**Data:**

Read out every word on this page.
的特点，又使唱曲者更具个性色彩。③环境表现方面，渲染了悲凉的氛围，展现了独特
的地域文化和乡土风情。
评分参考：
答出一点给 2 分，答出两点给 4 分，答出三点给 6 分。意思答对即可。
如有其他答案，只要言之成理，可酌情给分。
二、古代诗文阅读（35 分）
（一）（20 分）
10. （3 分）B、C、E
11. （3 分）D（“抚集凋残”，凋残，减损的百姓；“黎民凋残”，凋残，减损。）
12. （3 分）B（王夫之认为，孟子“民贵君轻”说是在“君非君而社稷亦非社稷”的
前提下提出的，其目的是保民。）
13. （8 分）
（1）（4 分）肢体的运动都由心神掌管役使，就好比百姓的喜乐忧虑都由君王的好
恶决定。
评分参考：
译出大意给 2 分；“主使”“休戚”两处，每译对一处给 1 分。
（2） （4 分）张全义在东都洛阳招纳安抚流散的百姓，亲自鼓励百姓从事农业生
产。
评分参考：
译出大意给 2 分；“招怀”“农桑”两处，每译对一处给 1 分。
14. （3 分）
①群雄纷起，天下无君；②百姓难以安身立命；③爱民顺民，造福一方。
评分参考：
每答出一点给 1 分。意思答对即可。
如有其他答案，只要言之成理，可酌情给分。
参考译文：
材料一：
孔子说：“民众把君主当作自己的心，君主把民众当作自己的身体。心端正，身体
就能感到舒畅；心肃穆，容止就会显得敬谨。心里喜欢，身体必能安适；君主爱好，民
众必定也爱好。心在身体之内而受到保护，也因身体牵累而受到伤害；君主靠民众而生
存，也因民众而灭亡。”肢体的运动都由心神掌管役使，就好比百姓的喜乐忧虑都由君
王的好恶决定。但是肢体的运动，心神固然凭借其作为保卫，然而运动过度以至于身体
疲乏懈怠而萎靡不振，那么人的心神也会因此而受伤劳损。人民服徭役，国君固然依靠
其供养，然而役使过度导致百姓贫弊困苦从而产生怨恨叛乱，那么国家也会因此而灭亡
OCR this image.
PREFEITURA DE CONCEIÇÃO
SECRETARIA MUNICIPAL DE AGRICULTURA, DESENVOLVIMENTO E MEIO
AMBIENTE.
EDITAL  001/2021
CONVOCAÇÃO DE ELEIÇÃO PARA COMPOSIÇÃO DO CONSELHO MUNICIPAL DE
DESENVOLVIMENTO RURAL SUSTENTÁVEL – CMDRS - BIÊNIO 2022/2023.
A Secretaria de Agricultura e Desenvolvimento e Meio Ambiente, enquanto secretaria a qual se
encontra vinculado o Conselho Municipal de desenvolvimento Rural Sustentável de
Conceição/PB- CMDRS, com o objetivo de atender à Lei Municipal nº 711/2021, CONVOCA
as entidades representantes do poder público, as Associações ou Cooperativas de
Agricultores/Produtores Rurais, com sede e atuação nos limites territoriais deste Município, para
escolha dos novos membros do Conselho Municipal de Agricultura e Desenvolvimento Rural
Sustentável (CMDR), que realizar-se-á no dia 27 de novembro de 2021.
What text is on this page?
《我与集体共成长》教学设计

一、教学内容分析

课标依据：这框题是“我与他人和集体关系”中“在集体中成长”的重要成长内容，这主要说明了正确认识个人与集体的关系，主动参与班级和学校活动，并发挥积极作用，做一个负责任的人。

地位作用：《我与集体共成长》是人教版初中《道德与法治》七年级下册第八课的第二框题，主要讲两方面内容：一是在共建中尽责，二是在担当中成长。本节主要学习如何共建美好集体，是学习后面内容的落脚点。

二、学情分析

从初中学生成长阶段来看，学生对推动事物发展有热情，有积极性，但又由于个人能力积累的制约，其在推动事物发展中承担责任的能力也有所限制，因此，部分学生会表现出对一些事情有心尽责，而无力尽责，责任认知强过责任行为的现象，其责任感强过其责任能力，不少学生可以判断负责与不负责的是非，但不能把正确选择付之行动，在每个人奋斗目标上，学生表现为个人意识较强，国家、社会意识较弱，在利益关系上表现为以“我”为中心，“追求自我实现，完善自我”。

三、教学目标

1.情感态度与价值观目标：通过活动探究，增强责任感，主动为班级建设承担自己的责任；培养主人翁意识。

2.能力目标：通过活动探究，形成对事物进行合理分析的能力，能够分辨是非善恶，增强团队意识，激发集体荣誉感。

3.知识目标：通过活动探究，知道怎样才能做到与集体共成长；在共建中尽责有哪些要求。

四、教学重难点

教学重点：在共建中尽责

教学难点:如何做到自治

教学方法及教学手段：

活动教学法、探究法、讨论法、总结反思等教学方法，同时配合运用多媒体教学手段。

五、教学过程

**Given problem:** Repeat the records above exactly, from the first line to the last.

**Output below:**
Read out every word on this page.
的特点，又使唱曲者更具个性色彩。③环境表现方面，渲染了悲凉的氛围，展现了独特
的地域文化和乡土风情。
评分参考：
答出一点给 2 分，答出两点给 4 分，答出三点给 6 分。意思答对即可。
如有其他答案，只要言之成理，可酌情给分。
二、古代诗文阅读（35 分）
（一）（20 分）
10. （3 分）B、C、E
11. （3 分）D（“抚集凋残”，凋残，减损的百姓；“黎民凋残”，凋残，减损。）
12. （3 分）B（王夫之认为，孟子“民贵君轻”说是在“君非君而社稷亦非社稷”的
前提下提出的，其目的是保民。）
13. （8 分）
（1）（4 分）肢体的运动都由心神掌管役使，就好比百姓的喜乐忧虑都由君王的好
恶决定。
评分参考：
译出大意给 2 分；“主使”“休戚”两处，每译对一处给 1 分。
（2） （4 分）张全义在东都洛阳招纳安抚流散的百姓，亲自鼓励百姓从事农业生
产。
评分参考：
译出大意给 2 分；“招怀”“农桑”两处，每译对一处给 1 分。
14. （3 分）
①群雄纷起，天下无君；②百姓难以安身立命；③爱民顺民，造福一方。
评分参考：
每答出一点给 1 分。意思答对即可。
如有其他答案，只要言之成理，可酌情给分。
参考译文：
材料一：
孔子说：“民众把君主当作自己的心，君主把民众当作自己的身体。心端正，身体
就能感到舒畅；心肃穆，容止就会显得敬谨。心里喜欢，身体必能安适；君主爱好，民
众必定也爱好。心在身体之内而受到保护，也因身体牵累而受到伤害；君主靠民众而生
存，也因民众而灭亡。”肢体的运动都由心神掌管役使，就好比百姓的喜乐忧虑都由君
王的好恶决定。但是肢体的运动，心神固然凭借其作为保卫，然而运动过度以至于身体
疲乏懈怠而萎靡不振，那么人的心神也会因此而受伤劳损。人民服徭役，国君固然依靠
其供养，然而役使过度导致百姓贫弊困苦从而产生怨恨叛乱，那么国家也会因此而灭亡
OCR this image.
PREFEITURA DE CONCEIÇÃO
SECRETARIA MUNICIPAL DE AGRICULTURA, DESENVOLVIMENTO E MEIO
AMBIENTE.
EDITAL  001/2021
CONVOCAÇÃO DE ELEIÇÃO PARA COMPOSIÇÃO DO CONSELHO MUNICIPAL DE
DESENVOLVIMENTO RURAL SUSTENTÁVEL – CMDRS - BIÊNIO 2022/2023.
A Secretaria de Agricultura e Desenvolvimento e Meio Ambiente, enquanto secretaria a qual se
encontra vinculado o Conselho Municipal de desenvolvimento Rural Sustentável de
Conceição/PB- CMDRS, com o objetivo de atender à Lei Municipal nº 711/2021, CONVOCA
as entidades representantes do poder público, as Associações ou Cooperativas de
Agricultores/Produtores Rurais, com sede e atuação nos limites territoriais deste Município, para
escolha dos novos membros do Conselho Municipal de Agricultura e Desenvolvimento Rural
Sustentável (CMDR), que realizar-se-á no dia 27 de novembro de 2021.
What text is on this page?
《我与集体共成长》教学设计

一、教学内容分析

课标依据：这框题是“我与他人和集体关系”中“在集体中成长”的重要成长内容，这主要说明了正确认识个人与集体的关系，主动参与班级和学校活动，并发挥积极作用，做一个负责任的人。

地位作用：《我与集体共成长》是人教版初中《道德与法治》七年级下册第八课的第二框题，主要讲两方面内容：一是在共建中尽责，二是在担当中成长。本节主要学习如何共建美好集体，是学习后面内容的落脚点。

二、学情分析

从初中学生成长阶段来看，学生对推动事物发展有热情，有积极性，但又由于个人能力积累的制约，其在推动事物发展中承担责任的能力也有所限制，因此，部分学生会表现出对一些事情有心尽责，而无力尽责，责任认知强过责任行为的现象，其责任感强过其责任能力，不少学生可以判断负责与不负责的是非，但不能把正确选择付之行动，在每个人奋斗目标上，学生表现为个人意识较强，国家、社会意识较弱，在利益关系上表现为以“我”为中心，“追求自我实现，完善自我”。

三、教学目标

1.情感态度与价值观目标：通过活动探究，增强责任感，主动为班级建设承担自己的责任；培养主人翁意识。

2.能力目标：通过活动探究，形成对事物进行合理分析的能力，能够分辨是非善恶，增强团队意识，激发集体荣誉感。

3.知识目标：通过活动探究，知道怎样才能做到与集体共成长；在共建中尽责有哪些要求。

四、教学重难点

教学重点：在共建中尽责

教学难点:如何做到自治

教学方法及教学手段：

活动教学法、探究法、讨论法、总结反思等教学方法，同时配合运用多媒体教学手段。

五、教学过程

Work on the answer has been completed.